• _PROBLEM STATEMENT_: Lines in the records below that contain the word "acute" must each be copied.

• _DATASET CONTENT_:
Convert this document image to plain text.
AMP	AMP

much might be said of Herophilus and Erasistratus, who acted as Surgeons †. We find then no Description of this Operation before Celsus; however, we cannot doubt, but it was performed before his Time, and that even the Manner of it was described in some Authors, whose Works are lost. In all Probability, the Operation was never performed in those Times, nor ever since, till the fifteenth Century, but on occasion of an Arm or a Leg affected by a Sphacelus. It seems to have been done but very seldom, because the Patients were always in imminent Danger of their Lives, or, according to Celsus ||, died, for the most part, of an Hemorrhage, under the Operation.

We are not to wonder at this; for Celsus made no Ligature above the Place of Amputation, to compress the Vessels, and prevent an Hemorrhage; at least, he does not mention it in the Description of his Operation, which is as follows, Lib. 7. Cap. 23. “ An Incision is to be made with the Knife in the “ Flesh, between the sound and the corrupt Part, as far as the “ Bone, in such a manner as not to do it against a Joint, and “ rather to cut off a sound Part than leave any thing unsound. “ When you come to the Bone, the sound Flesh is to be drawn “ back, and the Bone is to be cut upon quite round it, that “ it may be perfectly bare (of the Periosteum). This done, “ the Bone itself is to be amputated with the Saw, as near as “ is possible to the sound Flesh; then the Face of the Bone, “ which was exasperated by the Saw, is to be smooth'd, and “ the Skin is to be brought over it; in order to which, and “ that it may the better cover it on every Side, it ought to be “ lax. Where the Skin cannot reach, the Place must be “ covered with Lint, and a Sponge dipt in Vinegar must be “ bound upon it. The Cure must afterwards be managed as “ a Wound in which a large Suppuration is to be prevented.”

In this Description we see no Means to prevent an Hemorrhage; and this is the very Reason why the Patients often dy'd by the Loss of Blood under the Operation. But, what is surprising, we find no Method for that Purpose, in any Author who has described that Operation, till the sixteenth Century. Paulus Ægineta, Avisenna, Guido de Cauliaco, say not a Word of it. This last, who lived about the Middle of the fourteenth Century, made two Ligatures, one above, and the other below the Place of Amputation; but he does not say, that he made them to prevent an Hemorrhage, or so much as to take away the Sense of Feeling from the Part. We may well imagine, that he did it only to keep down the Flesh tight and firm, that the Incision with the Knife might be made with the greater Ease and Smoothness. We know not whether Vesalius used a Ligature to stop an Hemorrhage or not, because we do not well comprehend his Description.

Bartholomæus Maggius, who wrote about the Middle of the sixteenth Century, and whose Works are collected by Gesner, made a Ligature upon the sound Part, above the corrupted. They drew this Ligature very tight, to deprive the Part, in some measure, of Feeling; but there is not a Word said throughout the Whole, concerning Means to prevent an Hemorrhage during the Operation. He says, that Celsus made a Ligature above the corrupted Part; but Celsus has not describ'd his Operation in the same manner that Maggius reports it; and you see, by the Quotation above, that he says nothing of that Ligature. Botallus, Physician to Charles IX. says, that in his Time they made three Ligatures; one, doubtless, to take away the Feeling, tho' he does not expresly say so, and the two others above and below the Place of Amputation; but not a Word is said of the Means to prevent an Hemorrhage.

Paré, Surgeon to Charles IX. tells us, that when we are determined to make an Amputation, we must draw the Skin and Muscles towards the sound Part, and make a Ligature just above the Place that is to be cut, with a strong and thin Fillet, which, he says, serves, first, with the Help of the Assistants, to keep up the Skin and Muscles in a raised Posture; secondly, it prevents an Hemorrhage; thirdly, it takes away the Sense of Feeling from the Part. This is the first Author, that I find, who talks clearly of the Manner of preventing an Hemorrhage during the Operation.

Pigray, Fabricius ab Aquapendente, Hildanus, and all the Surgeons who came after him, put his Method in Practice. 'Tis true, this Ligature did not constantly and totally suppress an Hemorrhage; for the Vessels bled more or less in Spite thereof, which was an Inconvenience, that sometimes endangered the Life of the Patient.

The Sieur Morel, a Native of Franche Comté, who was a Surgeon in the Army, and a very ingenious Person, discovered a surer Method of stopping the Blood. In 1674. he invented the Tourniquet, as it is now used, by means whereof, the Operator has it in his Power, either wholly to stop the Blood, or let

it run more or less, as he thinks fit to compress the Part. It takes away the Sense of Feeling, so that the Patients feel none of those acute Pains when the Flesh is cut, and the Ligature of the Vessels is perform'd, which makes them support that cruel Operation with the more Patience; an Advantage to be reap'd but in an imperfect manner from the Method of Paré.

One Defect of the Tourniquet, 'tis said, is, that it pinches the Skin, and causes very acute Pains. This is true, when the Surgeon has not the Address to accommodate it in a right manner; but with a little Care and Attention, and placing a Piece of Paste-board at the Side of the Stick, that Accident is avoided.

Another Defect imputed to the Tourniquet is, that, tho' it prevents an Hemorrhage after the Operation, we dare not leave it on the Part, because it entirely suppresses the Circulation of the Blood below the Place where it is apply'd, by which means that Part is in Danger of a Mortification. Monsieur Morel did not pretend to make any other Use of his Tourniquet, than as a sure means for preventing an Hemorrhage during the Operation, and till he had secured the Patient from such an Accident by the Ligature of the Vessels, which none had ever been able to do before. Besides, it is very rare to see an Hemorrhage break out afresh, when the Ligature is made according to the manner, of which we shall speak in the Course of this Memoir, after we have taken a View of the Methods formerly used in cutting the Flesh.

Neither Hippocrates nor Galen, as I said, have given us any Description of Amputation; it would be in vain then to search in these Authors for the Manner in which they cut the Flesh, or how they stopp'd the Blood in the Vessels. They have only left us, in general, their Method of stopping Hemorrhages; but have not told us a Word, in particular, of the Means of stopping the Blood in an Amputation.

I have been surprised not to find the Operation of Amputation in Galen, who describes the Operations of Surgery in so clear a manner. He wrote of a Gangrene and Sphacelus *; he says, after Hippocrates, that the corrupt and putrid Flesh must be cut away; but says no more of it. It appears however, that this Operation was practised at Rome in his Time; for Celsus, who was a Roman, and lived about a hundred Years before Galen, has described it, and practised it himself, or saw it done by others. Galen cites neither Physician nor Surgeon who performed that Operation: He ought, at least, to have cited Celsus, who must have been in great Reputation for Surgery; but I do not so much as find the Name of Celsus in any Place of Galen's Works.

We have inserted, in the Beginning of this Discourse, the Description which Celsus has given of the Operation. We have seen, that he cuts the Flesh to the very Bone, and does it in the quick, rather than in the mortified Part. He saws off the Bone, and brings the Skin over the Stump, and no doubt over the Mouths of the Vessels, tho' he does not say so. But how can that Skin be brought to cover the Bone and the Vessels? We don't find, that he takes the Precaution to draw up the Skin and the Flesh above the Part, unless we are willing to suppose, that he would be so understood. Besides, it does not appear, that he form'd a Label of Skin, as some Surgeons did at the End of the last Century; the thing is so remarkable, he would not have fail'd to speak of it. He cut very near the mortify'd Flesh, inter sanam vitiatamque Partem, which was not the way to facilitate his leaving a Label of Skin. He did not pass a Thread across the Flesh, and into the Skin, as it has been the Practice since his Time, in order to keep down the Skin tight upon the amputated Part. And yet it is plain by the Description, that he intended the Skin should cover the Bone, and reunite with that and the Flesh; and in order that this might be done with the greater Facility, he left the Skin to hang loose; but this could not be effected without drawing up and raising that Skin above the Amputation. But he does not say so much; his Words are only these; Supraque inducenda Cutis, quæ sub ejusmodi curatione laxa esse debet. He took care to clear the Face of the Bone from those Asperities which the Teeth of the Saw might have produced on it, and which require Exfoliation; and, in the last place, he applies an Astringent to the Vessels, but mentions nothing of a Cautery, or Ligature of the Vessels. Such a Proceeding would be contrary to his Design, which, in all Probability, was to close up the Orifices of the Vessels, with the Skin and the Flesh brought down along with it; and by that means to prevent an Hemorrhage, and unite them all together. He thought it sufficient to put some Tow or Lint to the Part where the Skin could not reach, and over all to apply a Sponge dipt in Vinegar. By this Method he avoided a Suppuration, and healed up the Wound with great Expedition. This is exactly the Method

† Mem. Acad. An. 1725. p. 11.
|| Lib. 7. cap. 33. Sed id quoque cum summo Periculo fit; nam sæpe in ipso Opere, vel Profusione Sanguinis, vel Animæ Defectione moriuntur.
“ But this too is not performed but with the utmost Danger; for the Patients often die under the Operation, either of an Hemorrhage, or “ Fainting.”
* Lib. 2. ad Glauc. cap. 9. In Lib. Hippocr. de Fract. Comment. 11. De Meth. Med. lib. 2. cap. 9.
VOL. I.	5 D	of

• _YOUR RESPONSE_:
it run more or less, as he thinks fit to compress the Part. It takes away the Sense of Feeling, so that the Patients feel none of those acute Pains when the Flesh is cut, and the Ligature of the Vessels is perform'd, which makes them support that cruel Operation with the more Patience; an Advantage to be reap'd but in an imperfect manner from the Method of Paré.
One Defect of the Tourniquet, 'tis said, is, that it pinches the Skin, and causes very acute Pains. This is true, when the Surgeon has not the Address to accommodate it in a right manner; but with a little Care and Attention, and placing a Piece of Paste-board at the Side of the Stick, that Accident is avoided.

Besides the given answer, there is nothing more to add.